:: What the exercise asks ::
Give back the full material, exactly as it reads.
[START OF Listing]
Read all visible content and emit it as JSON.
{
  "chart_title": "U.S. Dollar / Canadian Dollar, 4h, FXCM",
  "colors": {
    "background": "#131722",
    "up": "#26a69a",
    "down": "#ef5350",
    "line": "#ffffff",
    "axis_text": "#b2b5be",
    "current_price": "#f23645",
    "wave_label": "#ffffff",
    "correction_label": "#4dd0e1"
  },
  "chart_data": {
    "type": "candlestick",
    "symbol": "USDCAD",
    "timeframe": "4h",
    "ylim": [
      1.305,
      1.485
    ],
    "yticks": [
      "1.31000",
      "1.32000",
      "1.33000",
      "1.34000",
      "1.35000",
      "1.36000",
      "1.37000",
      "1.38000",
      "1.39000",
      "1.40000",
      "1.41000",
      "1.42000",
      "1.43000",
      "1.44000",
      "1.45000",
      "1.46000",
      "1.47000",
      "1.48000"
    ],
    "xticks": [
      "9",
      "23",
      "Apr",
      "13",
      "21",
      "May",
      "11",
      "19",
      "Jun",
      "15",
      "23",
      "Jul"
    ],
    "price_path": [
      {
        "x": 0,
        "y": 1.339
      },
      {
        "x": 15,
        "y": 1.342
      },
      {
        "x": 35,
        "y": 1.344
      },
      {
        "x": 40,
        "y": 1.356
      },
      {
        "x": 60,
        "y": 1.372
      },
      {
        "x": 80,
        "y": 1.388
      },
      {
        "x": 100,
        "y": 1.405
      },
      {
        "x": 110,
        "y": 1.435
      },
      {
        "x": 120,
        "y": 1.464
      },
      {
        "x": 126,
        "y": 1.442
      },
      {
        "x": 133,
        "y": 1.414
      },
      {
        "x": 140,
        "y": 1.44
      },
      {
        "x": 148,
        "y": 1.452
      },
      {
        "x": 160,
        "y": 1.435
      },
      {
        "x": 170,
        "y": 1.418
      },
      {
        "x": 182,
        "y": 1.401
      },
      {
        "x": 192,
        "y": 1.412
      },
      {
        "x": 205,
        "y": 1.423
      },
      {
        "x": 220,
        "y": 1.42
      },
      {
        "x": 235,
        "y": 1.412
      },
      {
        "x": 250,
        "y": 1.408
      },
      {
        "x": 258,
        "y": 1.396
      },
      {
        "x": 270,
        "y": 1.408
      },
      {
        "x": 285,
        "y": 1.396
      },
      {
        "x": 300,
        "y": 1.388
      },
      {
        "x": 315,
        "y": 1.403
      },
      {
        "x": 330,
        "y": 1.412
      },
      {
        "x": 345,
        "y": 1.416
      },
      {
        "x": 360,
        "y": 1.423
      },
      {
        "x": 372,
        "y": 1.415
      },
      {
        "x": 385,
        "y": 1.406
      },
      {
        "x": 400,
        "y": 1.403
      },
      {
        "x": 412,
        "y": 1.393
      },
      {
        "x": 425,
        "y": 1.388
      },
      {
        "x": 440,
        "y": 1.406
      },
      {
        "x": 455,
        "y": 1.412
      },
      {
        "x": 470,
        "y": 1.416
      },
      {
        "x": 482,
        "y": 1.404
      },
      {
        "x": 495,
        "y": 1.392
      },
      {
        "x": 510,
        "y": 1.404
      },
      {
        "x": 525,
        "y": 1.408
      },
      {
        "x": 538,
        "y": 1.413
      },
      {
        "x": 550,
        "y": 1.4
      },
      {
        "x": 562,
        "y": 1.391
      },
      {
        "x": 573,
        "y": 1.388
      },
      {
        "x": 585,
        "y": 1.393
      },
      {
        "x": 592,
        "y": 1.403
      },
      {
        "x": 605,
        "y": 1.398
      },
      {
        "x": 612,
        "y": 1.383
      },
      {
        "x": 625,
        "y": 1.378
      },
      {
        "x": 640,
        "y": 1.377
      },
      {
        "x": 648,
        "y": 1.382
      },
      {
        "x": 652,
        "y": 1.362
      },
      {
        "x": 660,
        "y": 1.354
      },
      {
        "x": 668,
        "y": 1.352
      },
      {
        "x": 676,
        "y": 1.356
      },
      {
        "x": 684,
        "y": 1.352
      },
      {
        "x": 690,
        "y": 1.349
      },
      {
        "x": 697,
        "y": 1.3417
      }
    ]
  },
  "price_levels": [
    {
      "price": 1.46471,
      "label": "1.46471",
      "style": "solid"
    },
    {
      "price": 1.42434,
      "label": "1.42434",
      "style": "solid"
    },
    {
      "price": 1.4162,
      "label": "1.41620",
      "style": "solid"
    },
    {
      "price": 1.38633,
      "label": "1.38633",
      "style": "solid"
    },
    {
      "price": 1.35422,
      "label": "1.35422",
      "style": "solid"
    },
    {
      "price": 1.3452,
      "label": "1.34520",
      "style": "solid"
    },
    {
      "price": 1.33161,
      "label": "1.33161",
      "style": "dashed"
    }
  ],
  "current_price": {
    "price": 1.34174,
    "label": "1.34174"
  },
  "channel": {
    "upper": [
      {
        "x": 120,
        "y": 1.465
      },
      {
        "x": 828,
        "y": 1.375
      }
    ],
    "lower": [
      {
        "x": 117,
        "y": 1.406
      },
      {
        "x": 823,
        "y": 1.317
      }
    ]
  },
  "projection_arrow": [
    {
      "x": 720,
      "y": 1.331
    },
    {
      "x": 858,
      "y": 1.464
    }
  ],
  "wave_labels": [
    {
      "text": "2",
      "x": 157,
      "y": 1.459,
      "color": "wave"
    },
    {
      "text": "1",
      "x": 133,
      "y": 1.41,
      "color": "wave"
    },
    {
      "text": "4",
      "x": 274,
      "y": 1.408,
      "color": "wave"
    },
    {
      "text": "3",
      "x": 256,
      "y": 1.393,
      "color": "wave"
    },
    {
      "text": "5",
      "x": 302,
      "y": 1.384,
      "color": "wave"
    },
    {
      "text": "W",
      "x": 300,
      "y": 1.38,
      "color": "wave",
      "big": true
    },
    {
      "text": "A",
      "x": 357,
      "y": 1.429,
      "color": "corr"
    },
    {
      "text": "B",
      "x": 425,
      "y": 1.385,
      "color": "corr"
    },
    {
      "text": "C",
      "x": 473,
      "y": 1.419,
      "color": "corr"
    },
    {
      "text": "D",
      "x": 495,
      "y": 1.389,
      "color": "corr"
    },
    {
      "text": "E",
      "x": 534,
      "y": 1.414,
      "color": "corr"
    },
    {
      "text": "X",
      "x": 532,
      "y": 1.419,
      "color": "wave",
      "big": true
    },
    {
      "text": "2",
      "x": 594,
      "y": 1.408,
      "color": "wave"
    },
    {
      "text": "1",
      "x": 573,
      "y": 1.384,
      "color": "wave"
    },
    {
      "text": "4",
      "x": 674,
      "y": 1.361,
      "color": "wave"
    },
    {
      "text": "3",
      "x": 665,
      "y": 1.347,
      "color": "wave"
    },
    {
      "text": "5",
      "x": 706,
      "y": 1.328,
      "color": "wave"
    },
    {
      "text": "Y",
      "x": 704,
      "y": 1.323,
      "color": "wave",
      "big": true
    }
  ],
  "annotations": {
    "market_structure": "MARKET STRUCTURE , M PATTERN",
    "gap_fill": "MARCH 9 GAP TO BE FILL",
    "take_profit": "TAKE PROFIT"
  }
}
[END OF Listing]
:: Worked answer ::
Read all visible content and emit it as JSON.
{
  "chart_title": "U.S. Dollar / Canadian Dollar, 4h, FXCM",
  "colors": {
    "background": "#131722",
    "up": "#26a69a",
    "down": "#ef5350",
    "line": "#ffffff",
    "axis_text": "#b2b5be",
    "current_price": "#f23645",
    "wave_label": "#ffffff",
    "correction_label": "#4dd0e1"
  },
  "chart_data": {
    "type": "candlestick",
    "symbol": "USDCAD",
    "timeframe": "4h",
    "ylim": [
      1.305,
      1.485
    ],
    "yticks": [
      "1.31000",
      "1.32000",
      "1.33000",
      "1.34000",
      "1.35000",
      "1.36000",
      "1.37000",
      "1.38000",
      "1.39000",
      "1.40000",
      "1.41000",
      "1.42000",
      "1.43000",
      "1.44000",
      "1.45000",
      "1.46000",
      "1.47000",
      "1.48000"
    ],
    "xticks": [
      "9",
      "23",
      "Apr",
      "13",
      "21",
      "May",
      "11",
      "19",
      "Jun",
      "15",
      "23",
      "Jul"
    ],
    "price_path": [
      {
        "x": 0,
        "y": 1.339
      },
      {
        "x": 15,
        "y": 1.342
      },
      {
        "x": 35,
        "y": 1.344
      },
      {
        "x": 40,
        "y": 1.356
      },
      {
        "x": 60,
        "y": 1.372
      },
      {
        "x": 80,
        "y": 1.388
      },
      {
        "x": 100,
        "y": 1.405
      },
      {
        "x": 110,
        "y": 1.435
      },
      {
        "x": 120,
        "y": 1.464
      },
      {
        "x": 126,
        "y": 1.442
      },
      {
        "x": 133,
        "y": 1.414
      },
      {
        "x": 140,
        "y": 1.44
      },
      {
        "x": 148,
        "y": 1.452
      },
      {
        "x": 160,
        "y": 1.435
      },
      {
        "x": 170,
        "y": 1.418
      },
      {
        "x": 182,
        "y": 1.401
      },
      {
        "x": 192,
        "y": 1.412
      },
      {
        "x": 205,
        "y": 1.423
      },
      {
        "x": 220,
        "y": 1.42
      },
      {
        "x": 235,
        "y": 1.412
      },
      {
        "x": 250,
        "y": 1.408
      },
      {
        "x": 258,
        "y": 1.396
      },
      {
        "x": 270,
        "y": 1.408
      },
      {
        "x": 285,
        "y": 1.396
      },
      {
        "x": 300,
        "y": 1.388
      },
      {
        "x": 315,
        "y": 1.403
      },
      {
        "x": 330,
        "y": 1.412
      },
      {
        "x": 345,
        "y": 1.416
      },
      {
        "x": 360,
        "y": 1.423
      },
      {
        "x": 372,
        "y": 1.415
      },
      {
        "x": 385,
        "y": 1.406
      },
      {
        "x": 400,
        "y": 1.403
      },
      {
        "x": 412,
        "y": 1.393
      },
      {
        "x": 425,
        "y": 1.388
      },
      {
        "x": 440,
        "y": 1.406
      },
      {
        "x": 455,
        "y": 1.412
      },
      {
        "x": 470,
        "y": 1.416
      },
      {
        "x": 482,
        "y": 1.404
      },
      {
        "x": 495,
        "y": 1.392
      },
      {
        "x": 510,
        "y": 1.404
      },
      {
        "x": 525,
        "y": 1.408
      },
      {
        "x": 538,
        "y": 1.413
      },
      {
        "x": 550,
        "y": 1.4
      },
      {
        "x": 562,
        "y": 1.391
      },
      {
        "x": 573,
        "y": 1.388
      },
      {
        "x": 585,
        "y": 1.393
      },
      {
        "x": 592,
        "y": 1.403
      },
      {
        "x": 605,
        "y": 1.398
      },
      {
        "x": 612,
        "y": 1.383
      },
      {
        "x": 625,
        "y": 1.378
      },
      {
        "x": 640,
        "y": 1.377
      },
      {
        "x": 648,
        "y": 1.382
      },
      {
        "x": 652,
        "y": 1.362
      },
      {
        "x": 660,
        "y": 1.354
      },
      {
        "x": 668,
        "y": 1.352
      },
      {
        "x": 676,
        "y": 1.356
      },
      {
        "x": 684,
        "y": 1.352
      },
      {
        "x": 690,
        "y": 1.349
      },
      {
        "x": 697,
        "y": 1.3417
      }
    ]
  },
  "price_levels": [
    {
      "price": 1.46471,
      "label": "1.46471",
      "style": "solid"
    },
    {
      "price": 1.42434,
      "label": "1.42434",
      "style": "solid"
    },
    {
      "price": 1.4162,
      "label": "1.41620",
      "style": "solid"
    },
    {
      "price": 1.38633,
      "label": "1.38633",
      "style": "solid"
    },
    {
      "price": 1.35422,
      "label": "1.35422",
      "style": "solid"
    },
    {
      "price": 1.3452,
      "label": "1.34520",
      "style": "solid"
    },
    {
      "price": 1.33161,
      "label": "1.33161",
      "style": "dashed"
    }
  ],
  "current_price": {
    "price": 1.34174,
    "label": "1.34174"
  },
  "channel": {
    "upper": [
      {
        "x": 120,
        "y": 1.465
      },
      {
        "x": 828,
        "y": 1.375
      }
    ],
    "lower": [
      {
        "x": 117,
        "y": 1.406
      },
      {
        "x": 823,
        "y": 1.317
      }
    ]
  },
  "projection_arrow": [
    {
      "x": 720,
      "y": 1.331
    },
    {
      "x": 858,
      "y": 1.464
    }
  ],
  "wave_labels": [
    {
      "text": "2",
      "x": 157,
      "y": 1.459,
      "color": "wave"
    },
    {
      "text": "1",
      "x": 133,
      "y": 1.41,
      "color": "wave"
    },
    {
      "text": "4",
      "x": 274,
      "y": 1.408,
      "color": "wave"
    },
    {
      "text": "3",
      "x": 256,
      "y": 1.393,
      "color": "wave"
    },
    {
      "text": "5",
      "x": 302,
      "y": 1.384,
      "color": "wave"
    },
    {
      "text": "W",
      "x": 300,
      "y": 1.38,
      "color": "wave",
      "big": true
    },
    {
      "text": "A",
      "x": 357,
      "y": 1.429,
      "color": "corr"
    },
    {
      "text": "B",
      "x": 425,
      "y": 1.385,
      "color": "corr"
    },
    {
      "text": "C",
      "x": 473,
      "y": 1.419,
      "color": "corr"
    },
    {
      "text": "D",
      "x": 495,
      "y": 1.389,
      "color": "corr"
    },
    {
      "text": "E",
      "x": 534,
      "y": 1.414,
      "color": "corr"
    },
    {
      "text": "X",
      "x": 532,
      "y": 1.419,
      "color": "wave",
      "big": true
    },
    {
      "text": "2",
      "x": 594,
      "y": 1.408,
      "color": "wave"
    },
    {
      "text": "1",
      "x": 573,
      "y": 1.384,
      "color": "wave"
    },
    {
      "text": "4",
      "x": 674,
      "y": 1.361,
      "color": "wave"
    },
    {
      "text": "3",
      "x": 665,
      "y": 1.347,
      "color": "wave"
    },
    {
      "text": "5",
      "x": 706,
      "y": 1.328,
      "color": "wave"
    },
    {
      "text": "Y",
      "x": 704,
      "y": 1.323,
      "color": "wave",
      "big": true
    }
  ],
  "annotations": {
    "market_structure": "MARKET STRUCTURE , M PATTERN",
    "gap_fill": "MARCH 9 GAP TO BE FILL",
    "take_profit": "TAKE PROFIT"
  }
}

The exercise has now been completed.